(Some records)
******

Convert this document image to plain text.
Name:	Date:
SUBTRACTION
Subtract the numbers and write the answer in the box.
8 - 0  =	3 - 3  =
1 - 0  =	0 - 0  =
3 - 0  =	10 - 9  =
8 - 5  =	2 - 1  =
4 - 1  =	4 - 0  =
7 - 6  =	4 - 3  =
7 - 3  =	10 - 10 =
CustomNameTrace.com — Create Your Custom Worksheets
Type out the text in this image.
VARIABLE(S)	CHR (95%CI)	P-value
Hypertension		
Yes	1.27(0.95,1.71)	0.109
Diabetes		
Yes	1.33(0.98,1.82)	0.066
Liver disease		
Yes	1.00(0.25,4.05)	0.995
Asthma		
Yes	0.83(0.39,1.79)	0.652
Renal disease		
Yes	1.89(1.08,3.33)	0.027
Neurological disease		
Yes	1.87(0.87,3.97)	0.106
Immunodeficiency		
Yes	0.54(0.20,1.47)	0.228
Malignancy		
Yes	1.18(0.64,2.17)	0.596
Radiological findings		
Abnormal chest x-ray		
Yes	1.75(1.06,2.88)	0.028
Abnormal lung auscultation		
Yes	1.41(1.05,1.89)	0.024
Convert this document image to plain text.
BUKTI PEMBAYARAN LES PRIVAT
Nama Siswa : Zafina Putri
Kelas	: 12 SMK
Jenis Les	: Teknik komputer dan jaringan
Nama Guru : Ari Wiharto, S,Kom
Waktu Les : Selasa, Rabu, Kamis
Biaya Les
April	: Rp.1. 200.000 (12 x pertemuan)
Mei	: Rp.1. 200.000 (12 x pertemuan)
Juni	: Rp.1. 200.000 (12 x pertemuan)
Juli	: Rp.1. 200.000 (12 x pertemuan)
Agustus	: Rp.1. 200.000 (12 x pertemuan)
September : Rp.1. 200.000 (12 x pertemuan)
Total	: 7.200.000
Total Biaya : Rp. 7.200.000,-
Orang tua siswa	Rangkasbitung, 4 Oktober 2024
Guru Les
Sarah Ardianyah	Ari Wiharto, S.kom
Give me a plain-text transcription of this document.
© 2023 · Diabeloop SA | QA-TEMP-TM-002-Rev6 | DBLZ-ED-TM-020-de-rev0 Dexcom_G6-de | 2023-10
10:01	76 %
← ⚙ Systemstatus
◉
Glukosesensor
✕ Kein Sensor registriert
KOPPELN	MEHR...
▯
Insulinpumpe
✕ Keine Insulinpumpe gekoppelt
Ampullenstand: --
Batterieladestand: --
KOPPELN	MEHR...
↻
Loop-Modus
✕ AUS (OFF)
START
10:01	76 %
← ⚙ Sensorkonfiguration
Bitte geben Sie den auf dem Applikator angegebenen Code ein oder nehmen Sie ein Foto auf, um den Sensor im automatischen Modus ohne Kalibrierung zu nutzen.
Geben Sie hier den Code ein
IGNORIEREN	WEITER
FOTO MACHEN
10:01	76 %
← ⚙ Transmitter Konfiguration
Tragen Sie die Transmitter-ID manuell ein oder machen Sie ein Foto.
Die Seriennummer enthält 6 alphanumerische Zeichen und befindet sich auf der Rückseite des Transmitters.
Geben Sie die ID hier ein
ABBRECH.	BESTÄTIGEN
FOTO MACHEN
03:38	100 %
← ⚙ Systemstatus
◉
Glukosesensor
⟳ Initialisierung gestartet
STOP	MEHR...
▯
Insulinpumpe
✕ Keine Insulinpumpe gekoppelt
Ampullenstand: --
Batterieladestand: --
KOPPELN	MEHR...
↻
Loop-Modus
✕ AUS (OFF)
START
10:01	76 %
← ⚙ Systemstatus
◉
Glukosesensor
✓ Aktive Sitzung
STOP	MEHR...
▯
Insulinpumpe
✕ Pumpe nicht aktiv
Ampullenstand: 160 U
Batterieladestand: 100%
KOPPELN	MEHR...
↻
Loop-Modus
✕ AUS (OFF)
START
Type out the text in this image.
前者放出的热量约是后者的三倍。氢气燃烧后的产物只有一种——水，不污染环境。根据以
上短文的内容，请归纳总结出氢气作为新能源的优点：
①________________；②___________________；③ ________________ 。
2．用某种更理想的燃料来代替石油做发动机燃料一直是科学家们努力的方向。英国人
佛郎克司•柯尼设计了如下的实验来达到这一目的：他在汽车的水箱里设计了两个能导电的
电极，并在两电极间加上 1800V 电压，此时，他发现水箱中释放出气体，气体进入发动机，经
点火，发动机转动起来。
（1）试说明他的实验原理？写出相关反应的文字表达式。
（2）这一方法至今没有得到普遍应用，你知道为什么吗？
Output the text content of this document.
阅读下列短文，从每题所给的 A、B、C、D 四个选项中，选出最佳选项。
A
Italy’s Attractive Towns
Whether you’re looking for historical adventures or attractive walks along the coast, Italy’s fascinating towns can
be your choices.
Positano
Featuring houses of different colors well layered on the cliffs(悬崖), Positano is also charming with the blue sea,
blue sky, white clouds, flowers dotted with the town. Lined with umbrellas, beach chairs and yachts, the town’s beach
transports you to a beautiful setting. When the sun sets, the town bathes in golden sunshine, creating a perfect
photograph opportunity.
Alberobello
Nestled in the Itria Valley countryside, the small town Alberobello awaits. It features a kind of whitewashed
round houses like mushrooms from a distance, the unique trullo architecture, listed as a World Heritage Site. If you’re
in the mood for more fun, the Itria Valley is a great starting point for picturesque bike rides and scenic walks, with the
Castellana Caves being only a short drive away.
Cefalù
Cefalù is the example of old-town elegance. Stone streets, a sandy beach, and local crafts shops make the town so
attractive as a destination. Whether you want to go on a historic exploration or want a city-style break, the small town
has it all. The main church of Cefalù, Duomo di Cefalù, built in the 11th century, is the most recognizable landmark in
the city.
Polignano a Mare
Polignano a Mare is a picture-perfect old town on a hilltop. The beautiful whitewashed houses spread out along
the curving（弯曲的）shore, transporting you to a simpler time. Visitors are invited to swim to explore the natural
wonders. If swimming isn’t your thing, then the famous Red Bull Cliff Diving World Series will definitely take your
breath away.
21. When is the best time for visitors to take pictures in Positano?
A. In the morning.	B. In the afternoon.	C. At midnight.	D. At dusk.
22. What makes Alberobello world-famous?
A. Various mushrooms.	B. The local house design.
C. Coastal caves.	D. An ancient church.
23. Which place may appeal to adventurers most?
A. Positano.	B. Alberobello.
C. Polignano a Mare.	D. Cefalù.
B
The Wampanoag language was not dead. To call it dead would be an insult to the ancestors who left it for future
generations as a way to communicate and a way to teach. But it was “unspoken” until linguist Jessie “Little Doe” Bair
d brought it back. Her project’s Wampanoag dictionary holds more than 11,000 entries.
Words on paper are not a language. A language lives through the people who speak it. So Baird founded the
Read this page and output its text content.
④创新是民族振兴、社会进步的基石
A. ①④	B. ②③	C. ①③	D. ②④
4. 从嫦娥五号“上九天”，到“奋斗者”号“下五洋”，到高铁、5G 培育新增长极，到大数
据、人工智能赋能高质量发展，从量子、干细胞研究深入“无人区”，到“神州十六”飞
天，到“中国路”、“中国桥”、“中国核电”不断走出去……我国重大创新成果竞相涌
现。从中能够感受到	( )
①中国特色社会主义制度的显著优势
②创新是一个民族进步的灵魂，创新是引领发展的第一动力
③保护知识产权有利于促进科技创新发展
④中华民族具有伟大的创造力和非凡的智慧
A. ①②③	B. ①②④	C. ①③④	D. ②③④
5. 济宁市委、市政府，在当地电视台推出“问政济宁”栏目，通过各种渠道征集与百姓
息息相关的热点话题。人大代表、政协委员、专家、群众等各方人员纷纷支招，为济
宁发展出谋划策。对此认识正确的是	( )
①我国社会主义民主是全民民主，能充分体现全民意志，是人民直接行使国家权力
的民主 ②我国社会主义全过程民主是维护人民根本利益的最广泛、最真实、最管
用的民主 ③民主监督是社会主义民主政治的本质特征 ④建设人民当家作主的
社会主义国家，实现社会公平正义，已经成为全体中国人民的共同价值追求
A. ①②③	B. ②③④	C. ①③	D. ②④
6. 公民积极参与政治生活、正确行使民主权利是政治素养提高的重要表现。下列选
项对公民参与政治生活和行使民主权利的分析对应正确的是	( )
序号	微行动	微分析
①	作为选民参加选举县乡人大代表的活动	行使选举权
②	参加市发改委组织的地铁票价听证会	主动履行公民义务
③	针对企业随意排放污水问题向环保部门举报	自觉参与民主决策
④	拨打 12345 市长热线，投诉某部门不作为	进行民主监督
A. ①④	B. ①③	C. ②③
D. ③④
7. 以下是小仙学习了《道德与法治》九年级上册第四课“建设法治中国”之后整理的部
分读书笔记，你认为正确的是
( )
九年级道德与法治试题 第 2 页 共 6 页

******

■ Brief ■
Which lines contain the word "Total"? Copy each one.

■ Right answer ■
Total	: 7.200.000
Total Biaya : Rp. 7.200.000,-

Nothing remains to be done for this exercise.